> WORK REQUIRED
Using the article on Zodchii below, decide whether each statement agrees with it: (a) Zodchii was published in Saint Petersburg. (b) The weekly supplement Nedelia Stroitelia ran until 1917. (c) Victor Ewald, one of the editors, was also a cellist. Answer yes or no for each, quoting the words of the article that decide it.

> EXCERPT
┄┄┄┄┄┄┄┄┄┄

Zodchii
- Zodchii Vol. 5, No. 1 (1876)
- Editor: Ivan Merts
- Editor: Nicolas de Rochefort
- Editor: Leon Benois
- Editor: Victor Ewald
- Categories: Architecture
- Frequency: Monthly 1872-1881; bi-monthly 1882; 2 issues 1883; single special issue in 1884; monthly 1885 through 1891; weekly 1902-1917; monthly January-February 1918; publication suspended March 1918-1923; single issue in 1924
- Founded: 1872
- Final issue: 1924
- Country: Russian Empire, Soviet Union
- Based in: Saint Petersburg / Petrograd / Leningrad
- Language: Russian

= Zodchii =

Former Russian architectural periodical

Zodchii (Зодчий, pre-1918 spelling: Зодчій) was a Russian architectural periodical published in Saint Petersburg from 1872 to 1924.

==History==
Zodchii was the official organ of the Saint Petersburg (later: Petrograd) Society of Architects and was an important pre-revolutionary Russian architectural periodical. First published in 1872, it appeared monthly (between 1902 and December 1917 weekly) through February 1918. A single issue followed in 1924. A weekly supplement, Nedelia Stroitelia (Builders' Weekly), was published from 1881 until 1903.

Zodchii published articles on architecture, the history of architecture, and construction technology, book and exhibitions reviews, reports on professional meetings of the Society of Architects, as well as "information on technical innovations in Western Europe and the United States." Since 1872, it ran a regular column on construction in the United States.

==Editors==
Among the editors of Zodchii were the engineers and architects Ivan Merts (from 1872 to 1875), Nicolas de Rochefort (from 1878 to 1881), and Leon Benois (from 1892 to 1895), and the engineer, architect, cellist, and composer Victor Ewald (from 1910 to 1924).

┄┄┄┄┄┄┄┄┄┄

> GIVEN DATA
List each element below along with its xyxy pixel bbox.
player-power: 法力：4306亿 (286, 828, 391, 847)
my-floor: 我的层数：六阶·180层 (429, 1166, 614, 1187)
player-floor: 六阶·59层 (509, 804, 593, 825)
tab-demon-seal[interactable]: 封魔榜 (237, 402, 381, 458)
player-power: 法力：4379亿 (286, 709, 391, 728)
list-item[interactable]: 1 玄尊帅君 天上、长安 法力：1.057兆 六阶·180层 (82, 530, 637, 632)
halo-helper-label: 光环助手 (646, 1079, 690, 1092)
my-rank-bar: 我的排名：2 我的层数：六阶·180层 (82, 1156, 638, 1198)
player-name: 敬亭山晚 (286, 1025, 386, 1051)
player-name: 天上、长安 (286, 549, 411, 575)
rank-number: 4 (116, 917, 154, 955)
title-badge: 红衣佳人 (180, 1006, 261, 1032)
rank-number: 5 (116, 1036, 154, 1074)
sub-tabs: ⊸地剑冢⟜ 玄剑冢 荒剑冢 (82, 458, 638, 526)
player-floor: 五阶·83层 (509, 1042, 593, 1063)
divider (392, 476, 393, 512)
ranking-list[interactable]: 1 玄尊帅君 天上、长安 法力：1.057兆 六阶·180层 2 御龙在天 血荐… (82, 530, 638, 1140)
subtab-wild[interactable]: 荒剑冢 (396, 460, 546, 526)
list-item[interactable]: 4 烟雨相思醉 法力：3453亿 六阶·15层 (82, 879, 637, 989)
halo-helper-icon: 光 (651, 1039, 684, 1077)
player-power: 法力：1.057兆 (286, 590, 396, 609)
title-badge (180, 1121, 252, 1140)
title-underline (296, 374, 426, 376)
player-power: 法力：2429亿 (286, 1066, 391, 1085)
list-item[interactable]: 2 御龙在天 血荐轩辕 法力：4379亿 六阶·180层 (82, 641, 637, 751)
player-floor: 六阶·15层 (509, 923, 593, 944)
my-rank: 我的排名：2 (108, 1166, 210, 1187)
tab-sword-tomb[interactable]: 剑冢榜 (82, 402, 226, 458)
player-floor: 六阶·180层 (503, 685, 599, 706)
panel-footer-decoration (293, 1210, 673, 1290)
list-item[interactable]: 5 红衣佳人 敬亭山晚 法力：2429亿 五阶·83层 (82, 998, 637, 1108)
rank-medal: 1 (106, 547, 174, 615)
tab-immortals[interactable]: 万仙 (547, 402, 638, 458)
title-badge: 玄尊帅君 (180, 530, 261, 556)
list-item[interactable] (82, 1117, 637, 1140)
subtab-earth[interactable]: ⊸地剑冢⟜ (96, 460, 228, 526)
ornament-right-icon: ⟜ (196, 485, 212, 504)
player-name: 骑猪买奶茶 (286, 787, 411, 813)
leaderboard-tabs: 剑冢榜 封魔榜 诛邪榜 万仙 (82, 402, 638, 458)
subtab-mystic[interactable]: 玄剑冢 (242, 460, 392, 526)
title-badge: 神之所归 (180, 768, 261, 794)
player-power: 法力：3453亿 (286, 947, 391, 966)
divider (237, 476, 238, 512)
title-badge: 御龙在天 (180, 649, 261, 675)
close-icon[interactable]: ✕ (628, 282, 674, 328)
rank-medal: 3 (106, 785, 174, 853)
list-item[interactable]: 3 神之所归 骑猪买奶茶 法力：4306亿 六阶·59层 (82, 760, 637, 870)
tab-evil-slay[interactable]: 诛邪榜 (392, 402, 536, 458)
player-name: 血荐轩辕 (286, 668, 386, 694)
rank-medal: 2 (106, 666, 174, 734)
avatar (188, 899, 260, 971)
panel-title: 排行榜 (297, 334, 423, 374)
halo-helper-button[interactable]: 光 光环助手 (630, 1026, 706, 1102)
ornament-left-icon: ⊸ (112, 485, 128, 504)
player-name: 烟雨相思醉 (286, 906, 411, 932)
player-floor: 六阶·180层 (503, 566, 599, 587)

┄┄┄┄┄┄┄┄┄┄

> RESPONSE TO THIS TASK
(a) Yes: "published in Saint Petersburg from 1872 to 1924."
(b) No: "was published from 1881 until 1903."
(c) Yes: "the engineer, architect, cellist, and composer Victor Ewald"